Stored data

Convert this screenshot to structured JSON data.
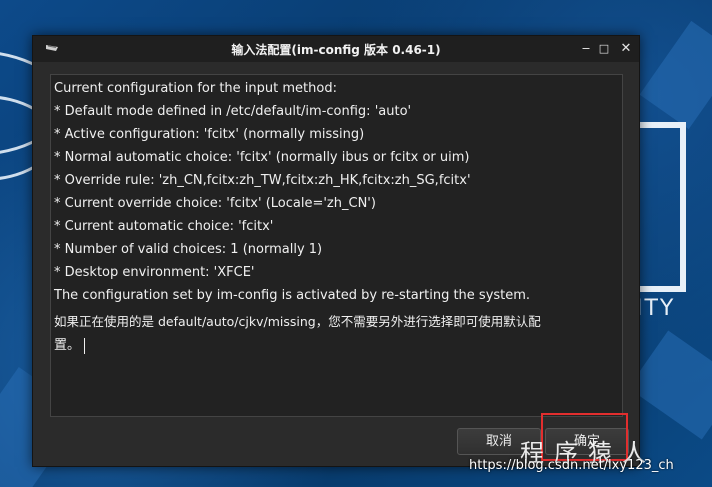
{
  "window": {
    "title": "输入法配置(im-config 版本 0.46-1)",
    "controls": [
      "‒",
      "□",
      "✕"
    ]
  },
  "content": {
    "lines": [
      "Current configuration for the input method:",
      " * Default mode defined in /etc/default/im-config: 'auto'",
      " * Active configuration: 'fcitx' (normally missing)",
      " * Normal automatic choice: 'fcitx' (normally ibus or fcitx or uim)",
      " * Override rule: 'zh_CN,fcitx:zh_TW,fcitx:zh_HK,fcitx:zh_SG,fcitx'",
      " * Current override choice: 'fcitx' (Locale='zh_CN')",
      " * Current automatic choice: 'fcitx'",
      " * Number of valid choices: 1 (normally 1)",
      " * Desktop environment: 'XFCE'",
      "The configuration set by im-config is activated by re-starting the system.",
      "如果正在使用的是 default/auto/cjkv/missing，您不需要另外进行选择即可使用默认配",
      "置。"
    ]
  },
  "buttons": {
    "cancel": "取消",
    "ok": "确定"
  },
  "wallpaper": {
    "text": "ITY"
  },
  "watermark": {
    "url": "https://blog.csdn.net/lxy123_ch",
    "signature": "程序猿人"
  },
  "colors": {
    "highlight": "#e22e2e",
    "window_bg": "#2b2b2b",
    "desktop_bg": "#0a3f78"
  }
}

» **WORK TO DO**
State only the count of lines above that hold the string "automatic".

» **RESPONSE BELOW**
2